» **Work to complete**
Can you rewrite the lines below, replacing every "leader-line" with "callout-line" and leaving everything else unchanged?

» **Element and coordinate records**
########################################

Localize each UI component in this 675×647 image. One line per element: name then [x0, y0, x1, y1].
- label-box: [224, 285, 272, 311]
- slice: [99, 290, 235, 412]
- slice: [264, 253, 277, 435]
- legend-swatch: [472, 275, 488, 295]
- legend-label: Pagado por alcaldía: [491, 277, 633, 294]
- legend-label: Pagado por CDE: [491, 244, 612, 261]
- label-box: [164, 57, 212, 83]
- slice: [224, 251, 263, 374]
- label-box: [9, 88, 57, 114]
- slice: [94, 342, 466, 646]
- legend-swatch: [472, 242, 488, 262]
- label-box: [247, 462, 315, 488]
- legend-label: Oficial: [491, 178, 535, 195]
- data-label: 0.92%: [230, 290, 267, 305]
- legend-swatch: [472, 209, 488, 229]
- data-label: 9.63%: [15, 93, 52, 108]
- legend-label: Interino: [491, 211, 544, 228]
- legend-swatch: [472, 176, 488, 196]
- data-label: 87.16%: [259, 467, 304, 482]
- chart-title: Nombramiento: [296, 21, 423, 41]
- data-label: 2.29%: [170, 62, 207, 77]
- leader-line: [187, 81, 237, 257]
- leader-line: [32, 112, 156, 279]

########################################

» **Answer**
Localize each UI component in this 675×647 image. One line per element: name then [x0, y0, x1, y1].
- label-box: [224, 285, 272, 311]
- slice: [99, 290, 235, 412]
- slice: [264, 253, 277, 435]
- legend-swatch: [472, 275, 488, 295]
- legend-label: Pagado por alcaldía: [491, 277, 633, 294]
- legend-label: Pagado por CDE: [491, 244, 612, 261]
- label-box: [164, 57, 212, 83]
- slice: [224, 251, 263, 374]
- label-box: [9, 88, 57, 114]
- slice: [94, 342, 466, 646]
- legend-swatch: [472, 242, 488, 262]
- label-box: [247, 462, 315, 488]
- legend-label: Oficial: [491, 178, 535, 195]
- data-label: 0.92%: [230, 290, 267, 305]
- legend-swatch: [472, 209, 488, 229]
- data-label: 9.63%: [15, 93, 52, 108]
- legend-label: Interino: [491, 211, 544, 228]
- legend-swatch: [472, 176, 488, 196]
- data-label: 87.16%: [259, 467, 304, 482]
- chart-title: Nombramiento: [296, 21, 423, 41]
- data-label: 2.29%: [170, 62, 207, 77]
- callout-line: [187, 81, 237, 257]
- callout-line: [32, 112, 156, 279]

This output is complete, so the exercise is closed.